++++ Data for this task ++++
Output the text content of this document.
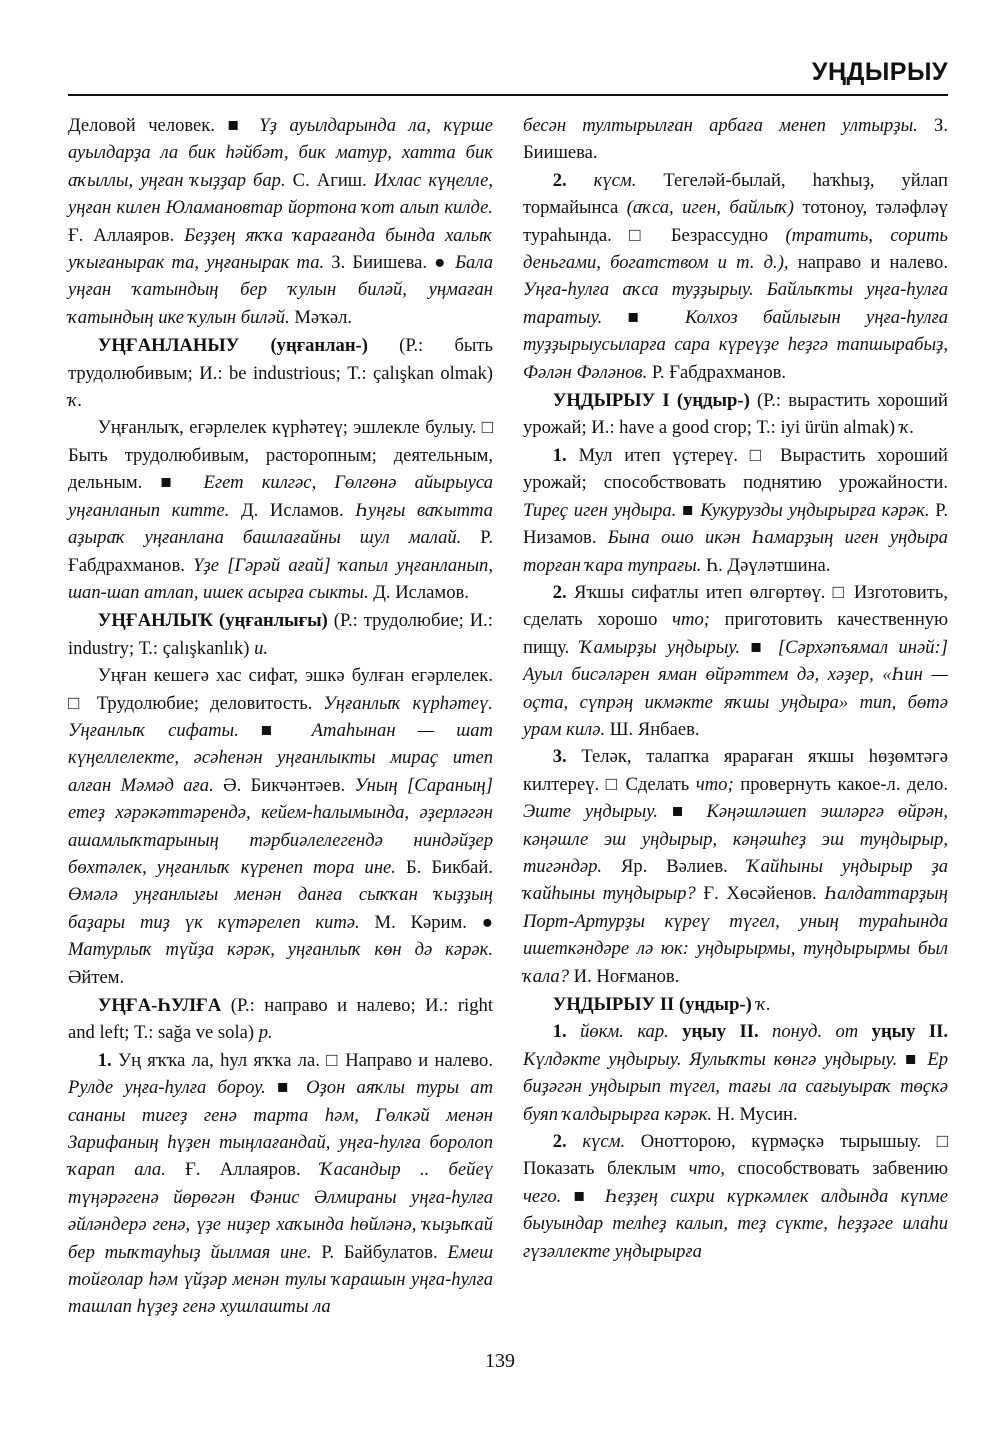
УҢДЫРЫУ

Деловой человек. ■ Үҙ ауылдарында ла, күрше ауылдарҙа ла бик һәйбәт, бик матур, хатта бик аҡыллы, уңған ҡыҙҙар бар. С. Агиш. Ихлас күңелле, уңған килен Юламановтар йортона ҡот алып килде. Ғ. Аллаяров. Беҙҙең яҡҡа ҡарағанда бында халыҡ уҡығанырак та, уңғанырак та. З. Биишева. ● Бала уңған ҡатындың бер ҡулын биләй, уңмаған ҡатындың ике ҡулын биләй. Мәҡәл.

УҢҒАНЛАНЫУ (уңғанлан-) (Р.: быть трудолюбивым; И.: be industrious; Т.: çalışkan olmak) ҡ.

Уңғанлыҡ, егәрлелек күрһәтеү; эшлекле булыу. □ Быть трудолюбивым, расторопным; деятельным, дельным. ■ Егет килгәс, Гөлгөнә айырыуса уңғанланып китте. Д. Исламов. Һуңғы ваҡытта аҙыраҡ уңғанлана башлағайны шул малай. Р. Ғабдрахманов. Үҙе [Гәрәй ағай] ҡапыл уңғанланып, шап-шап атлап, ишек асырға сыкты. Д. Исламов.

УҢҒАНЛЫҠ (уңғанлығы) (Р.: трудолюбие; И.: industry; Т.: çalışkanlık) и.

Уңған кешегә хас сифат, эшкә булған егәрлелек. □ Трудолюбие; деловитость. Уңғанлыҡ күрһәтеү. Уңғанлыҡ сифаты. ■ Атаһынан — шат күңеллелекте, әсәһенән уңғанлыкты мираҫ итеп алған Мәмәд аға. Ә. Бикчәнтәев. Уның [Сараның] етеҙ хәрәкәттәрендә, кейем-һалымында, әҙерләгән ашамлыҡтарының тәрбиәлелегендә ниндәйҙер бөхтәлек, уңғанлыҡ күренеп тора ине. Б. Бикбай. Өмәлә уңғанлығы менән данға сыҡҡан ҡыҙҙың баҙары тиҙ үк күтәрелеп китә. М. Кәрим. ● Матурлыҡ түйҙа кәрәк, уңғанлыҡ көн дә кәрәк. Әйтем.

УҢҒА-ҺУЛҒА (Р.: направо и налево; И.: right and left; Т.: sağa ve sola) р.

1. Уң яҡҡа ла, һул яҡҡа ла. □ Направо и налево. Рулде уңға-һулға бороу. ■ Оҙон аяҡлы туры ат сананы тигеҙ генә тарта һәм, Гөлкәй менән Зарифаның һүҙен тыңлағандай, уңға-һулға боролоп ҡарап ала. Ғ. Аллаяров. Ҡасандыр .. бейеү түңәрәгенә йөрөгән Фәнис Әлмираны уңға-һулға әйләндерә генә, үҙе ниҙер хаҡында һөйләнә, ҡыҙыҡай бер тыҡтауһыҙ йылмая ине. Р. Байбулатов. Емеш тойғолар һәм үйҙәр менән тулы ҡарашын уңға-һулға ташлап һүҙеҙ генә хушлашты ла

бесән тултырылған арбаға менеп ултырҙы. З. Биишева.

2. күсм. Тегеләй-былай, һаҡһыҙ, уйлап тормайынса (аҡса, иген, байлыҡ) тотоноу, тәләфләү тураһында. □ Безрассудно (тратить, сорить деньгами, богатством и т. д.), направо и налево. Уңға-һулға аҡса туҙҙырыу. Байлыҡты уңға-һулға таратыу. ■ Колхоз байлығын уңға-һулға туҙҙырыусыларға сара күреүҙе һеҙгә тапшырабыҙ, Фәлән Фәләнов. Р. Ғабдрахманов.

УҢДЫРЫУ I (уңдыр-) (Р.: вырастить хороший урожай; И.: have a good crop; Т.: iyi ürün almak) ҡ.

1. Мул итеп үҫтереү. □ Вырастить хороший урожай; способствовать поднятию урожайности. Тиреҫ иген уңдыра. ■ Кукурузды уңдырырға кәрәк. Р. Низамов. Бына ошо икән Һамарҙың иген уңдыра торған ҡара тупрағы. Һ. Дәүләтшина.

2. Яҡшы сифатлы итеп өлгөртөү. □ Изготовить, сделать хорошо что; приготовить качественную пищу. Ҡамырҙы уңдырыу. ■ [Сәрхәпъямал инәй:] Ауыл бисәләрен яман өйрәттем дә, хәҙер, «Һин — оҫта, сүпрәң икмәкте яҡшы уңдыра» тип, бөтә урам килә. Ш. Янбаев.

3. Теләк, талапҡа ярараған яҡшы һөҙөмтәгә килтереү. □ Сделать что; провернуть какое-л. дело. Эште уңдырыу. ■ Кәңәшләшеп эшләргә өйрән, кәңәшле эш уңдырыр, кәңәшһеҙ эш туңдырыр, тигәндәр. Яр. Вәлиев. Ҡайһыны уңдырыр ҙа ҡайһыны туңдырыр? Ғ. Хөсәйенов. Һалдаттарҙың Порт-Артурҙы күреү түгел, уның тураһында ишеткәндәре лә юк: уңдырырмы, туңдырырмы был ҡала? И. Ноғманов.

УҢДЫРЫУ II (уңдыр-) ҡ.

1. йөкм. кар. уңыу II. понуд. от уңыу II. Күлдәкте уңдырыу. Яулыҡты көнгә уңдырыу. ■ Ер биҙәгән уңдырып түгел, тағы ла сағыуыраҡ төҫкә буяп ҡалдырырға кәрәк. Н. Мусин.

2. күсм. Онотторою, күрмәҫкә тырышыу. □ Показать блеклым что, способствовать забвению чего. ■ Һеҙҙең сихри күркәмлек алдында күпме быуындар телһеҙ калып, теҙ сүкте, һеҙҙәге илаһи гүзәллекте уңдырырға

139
++++
Your objective: Gather every line from the entries above where the word "уңдырырға" appears, and copy them.

Right answer:
1. Мул итеп үҫтереү. □ Вырастить хороший урожай; способствовать поднятию урожайности. Тиреҫ иген уңдыра. ■ Кукурузды уңдырырға кәрәк. Р. Низамов. Бына ошо икән Һамарҙың иген уңдыра торған ҡара тупрағы. Һ. Дәүләтшина.
2. күсм. Онотторою, күрмәҫкә тырышыу. □ Показать блеклым что, способствовать забвению чего. ■ Һеҙҙең сихри күркәмлек алдында күпме быуындар телһеҙ калып, теҙ сүкте, һеҙҙәге илаһи гүзәллекте уңдырырға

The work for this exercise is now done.